The exercise
Extract all lines from the data beneath that include the word "career".

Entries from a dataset
::::::

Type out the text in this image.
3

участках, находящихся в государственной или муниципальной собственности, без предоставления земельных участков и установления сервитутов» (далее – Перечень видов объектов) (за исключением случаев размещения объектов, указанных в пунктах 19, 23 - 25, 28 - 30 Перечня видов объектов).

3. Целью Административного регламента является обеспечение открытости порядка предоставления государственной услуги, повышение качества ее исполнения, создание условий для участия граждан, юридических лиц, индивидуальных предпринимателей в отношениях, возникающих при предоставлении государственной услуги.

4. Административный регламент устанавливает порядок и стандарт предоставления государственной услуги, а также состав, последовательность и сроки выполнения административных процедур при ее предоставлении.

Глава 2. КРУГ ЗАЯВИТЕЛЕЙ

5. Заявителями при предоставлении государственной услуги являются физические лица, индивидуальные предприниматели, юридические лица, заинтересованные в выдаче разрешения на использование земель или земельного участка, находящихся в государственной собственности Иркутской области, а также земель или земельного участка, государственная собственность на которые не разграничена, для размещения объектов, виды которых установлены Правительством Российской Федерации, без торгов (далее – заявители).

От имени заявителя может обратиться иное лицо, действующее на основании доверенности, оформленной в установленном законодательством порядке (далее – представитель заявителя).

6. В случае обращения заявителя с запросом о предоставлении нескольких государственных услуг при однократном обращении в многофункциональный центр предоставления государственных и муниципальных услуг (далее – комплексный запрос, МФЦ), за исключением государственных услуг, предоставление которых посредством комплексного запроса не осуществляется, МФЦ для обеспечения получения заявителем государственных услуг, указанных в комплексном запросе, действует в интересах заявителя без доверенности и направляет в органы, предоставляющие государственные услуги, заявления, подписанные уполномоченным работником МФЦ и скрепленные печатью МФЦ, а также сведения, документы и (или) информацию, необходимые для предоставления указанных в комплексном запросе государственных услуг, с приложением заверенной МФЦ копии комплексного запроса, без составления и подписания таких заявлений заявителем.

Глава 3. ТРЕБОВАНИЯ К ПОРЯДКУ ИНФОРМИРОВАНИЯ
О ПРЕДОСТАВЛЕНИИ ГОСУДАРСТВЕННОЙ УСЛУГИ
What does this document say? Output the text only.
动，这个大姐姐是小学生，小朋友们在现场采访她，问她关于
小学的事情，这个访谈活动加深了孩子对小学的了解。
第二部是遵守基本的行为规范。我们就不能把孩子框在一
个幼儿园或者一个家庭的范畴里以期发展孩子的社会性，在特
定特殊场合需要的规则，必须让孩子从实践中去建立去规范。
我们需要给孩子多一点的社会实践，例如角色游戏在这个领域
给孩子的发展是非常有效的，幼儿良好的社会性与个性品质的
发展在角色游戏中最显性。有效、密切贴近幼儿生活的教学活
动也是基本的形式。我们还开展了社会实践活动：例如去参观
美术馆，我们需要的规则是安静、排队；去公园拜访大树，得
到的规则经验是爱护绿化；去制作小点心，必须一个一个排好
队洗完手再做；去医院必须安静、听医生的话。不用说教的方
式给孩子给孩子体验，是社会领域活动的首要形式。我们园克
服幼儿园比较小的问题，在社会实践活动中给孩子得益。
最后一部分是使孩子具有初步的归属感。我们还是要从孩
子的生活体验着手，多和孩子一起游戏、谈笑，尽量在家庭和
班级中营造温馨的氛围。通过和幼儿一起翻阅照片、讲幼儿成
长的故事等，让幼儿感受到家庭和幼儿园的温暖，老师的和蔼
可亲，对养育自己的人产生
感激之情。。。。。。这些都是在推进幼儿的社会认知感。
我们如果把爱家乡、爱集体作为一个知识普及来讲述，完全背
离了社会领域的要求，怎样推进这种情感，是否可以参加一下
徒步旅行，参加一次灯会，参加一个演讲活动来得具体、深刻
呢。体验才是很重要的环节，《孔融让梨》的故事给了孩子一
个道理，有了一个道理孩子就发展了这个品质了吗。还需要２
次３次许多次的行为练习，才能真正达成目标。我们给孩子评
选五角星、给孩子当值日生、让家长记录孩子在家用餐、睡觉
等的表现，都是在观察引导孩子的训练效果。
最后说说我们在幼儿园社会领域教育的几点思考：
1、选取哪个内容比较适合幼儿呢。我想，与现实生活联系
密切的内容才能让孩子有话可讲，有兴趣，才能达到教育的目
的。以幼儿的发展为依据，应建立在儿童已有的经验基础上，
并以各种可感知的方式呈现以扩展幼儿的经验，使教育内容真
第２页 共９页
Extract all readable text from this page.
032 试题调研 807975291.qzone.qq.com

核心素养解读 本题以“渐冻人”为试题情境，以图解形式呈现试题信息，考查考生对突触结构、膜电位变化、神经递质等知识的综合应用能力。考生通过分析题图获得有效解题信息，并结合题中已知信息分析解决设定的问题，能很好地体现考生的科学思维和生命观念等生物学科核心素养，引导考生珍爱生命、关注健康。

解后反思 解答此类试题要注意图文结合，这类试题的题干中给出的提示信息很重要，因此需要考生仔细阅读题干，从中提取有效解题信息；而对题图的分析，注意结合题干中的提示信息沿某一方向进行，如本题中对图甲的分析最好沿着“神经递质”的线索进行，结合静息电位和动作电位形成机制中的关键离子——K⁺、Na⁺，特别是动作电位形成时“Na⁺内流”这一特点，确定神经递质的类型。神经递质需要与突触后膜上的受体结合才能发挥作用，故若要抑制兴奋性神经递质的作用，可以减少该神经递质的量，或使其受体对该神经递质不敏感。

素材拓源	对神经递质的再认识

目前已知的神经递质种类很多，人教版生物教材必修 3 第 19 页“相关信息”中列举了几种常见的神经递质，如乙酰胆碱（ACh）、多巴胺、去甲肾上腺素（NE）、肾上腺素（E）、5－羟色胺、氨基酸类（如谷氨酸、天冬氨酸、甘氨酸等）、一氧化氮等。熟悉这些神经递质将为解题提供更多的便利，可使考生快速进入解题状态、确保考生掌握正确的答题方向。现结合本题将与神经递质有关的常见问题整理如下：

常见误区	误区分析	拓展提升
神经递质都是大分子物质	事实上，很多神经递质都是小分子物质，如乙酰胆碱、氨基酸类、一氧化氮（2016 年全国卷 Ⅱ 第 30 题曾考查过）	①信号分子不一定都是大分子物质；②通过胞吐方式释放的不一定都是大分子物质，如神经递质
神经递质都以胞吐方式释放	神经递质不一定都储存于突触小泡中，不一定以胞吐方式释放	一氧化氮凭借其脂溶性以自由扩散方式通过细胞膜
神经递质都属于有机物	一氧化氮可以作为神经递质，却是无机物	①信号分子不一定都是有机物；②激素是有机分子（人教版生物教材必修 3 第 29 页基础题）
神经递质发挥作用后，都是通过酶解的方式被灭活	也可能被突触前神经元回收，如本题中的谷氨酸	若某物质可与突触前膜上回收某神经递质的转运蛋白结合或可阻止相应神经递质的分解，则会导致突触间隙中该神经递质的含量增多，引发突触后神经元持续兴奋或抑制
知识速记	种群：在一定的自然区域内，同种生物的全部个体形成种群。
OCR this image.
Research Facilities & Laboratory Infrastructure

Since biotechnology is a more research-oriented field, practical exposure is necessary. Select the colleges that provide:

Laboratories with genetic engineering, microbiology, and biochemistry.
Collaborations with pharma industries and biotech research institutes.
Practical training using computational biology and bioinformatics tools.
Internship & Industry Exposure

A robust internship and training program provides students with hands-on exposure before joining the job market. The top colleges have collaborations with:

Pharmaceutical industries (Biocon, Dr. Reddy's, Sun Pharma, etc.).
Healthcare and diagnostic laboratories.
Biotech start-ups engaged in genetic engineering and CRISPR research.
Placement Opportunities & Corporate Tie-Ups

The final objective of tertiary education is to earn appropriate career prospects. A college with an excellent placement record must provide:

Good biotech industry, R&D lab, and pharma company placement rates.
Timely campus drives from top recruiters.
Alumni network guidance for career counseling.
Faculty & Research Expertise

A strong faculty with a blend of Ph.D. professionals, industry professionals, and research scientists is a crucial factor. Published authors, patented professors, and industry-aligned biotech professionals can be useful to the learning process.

::::::

Solution to the exercise
The final objective of tertiary education is to earn appropriate career prospects. A college with an excellent placement record must provide:
Alumni network guidance for career counseling.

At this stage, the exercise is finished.